### [Task]
Exclude the pictures and retype the entries as written.

### [Material for this task]
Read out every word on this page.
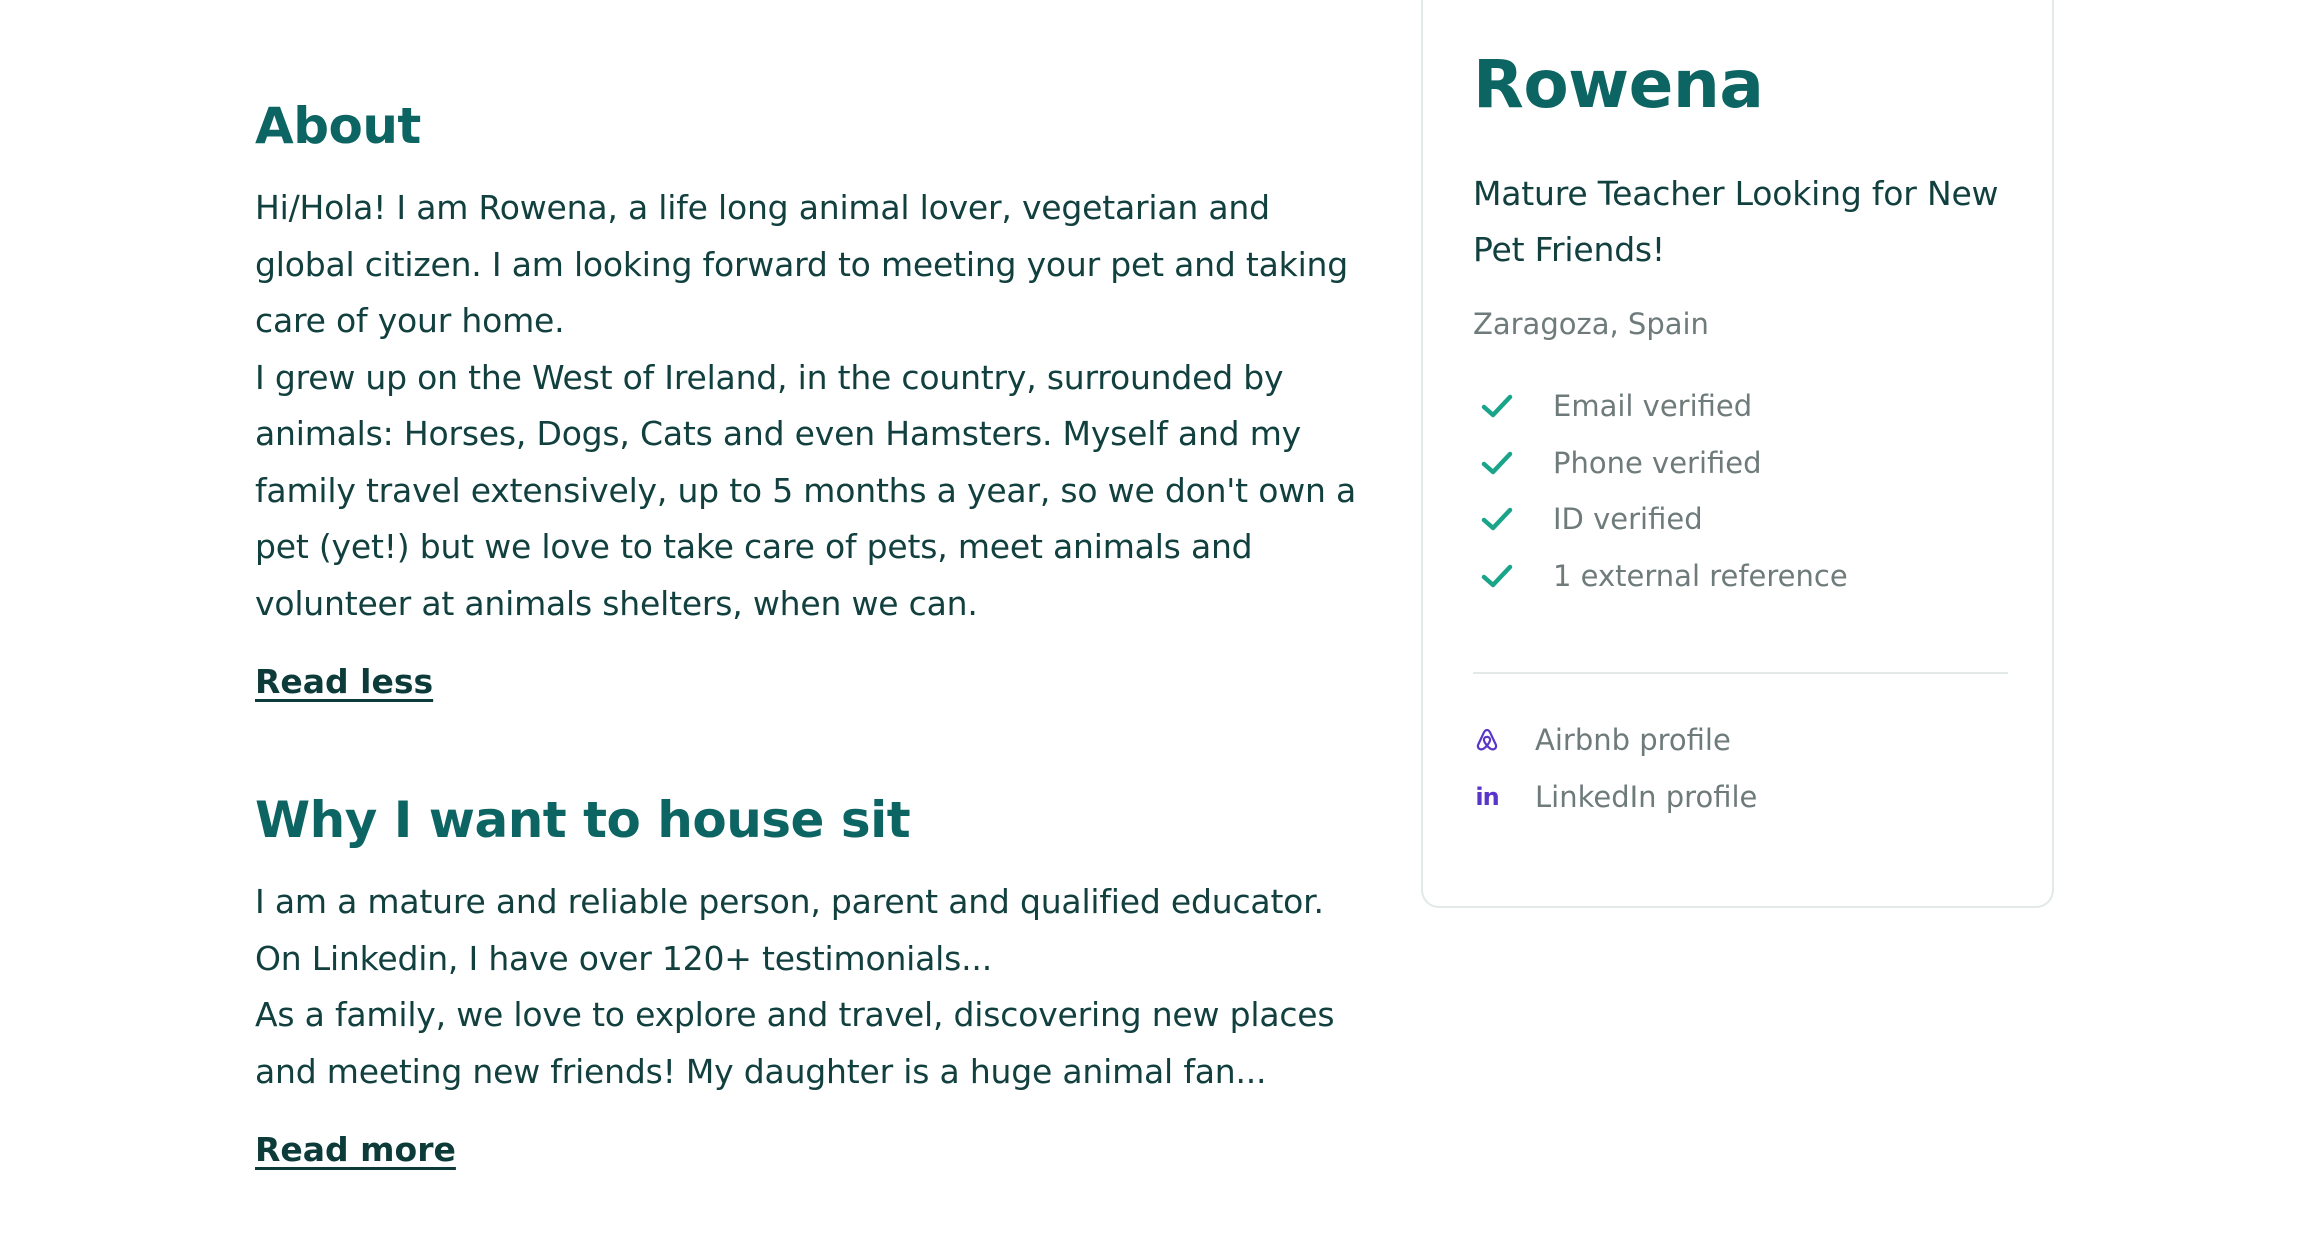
About

Hi/Hola! I am Rowena, a life long animal lover, vegetarian and global citizen. I am looking forward to meeting your pet and taking care of your home.

I grew up on the West of Ireland, in the country, surrounded by animals: Horses, Dogs, Cats and even Hamsters. Myself and my family travel extensively, up to 5 months a year, so we don't own a pet (yet!) but we love to take care of pets, meet animals and volunteer at animals shelters, when we can.

Read less
Why I want to house sit

I am a mature and reliable person, parent and qualified educator. On Linkedin, I have over 120+ testimonials...

As a family, we love to explore and travel, discovering new places and meeting new friends! My daughter is a huge animal fan...

Read more
Rowena
Mature Teacher Looking for New Pet Friends!
Zaragoza, Spain
Email verified
Phone verified
ID verified
1 external reference
Airbnb profile
in LinkedIn profile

### [Exercise result]
Read out every word on this page.
About

Hi/Hola! I am Rowena, a life long animal lover, vegetarian and global citizen. I am looking forward to meeting your pet and taking care of your home.

I grew up on the West of Ireland, in the country, surrounded by animals: Horses, Dogs, Cats and even Hamsters. Myself and my family travel extensively, up to 5 months a year, so we don't own a pet (yet!) but we love to take care of pets, meet animals and volunteer at animals shelters, when we can.

Read less
Why I want to house sit

I am a mature and reliable person, parent and qualified educator. On Linkedin, I have over 120+ testimonials...

As a family, we love to explore and travel, discovering new places and meeting new friends! My daughter is a huge animal fan...

Read more
Rowena
Mature Teacher Looking for New Pet Friends!
Zaragoza, Spain
Email verified
Phone verified
ID verified
1 external reference
Airbnb profile
in LinkedIn profile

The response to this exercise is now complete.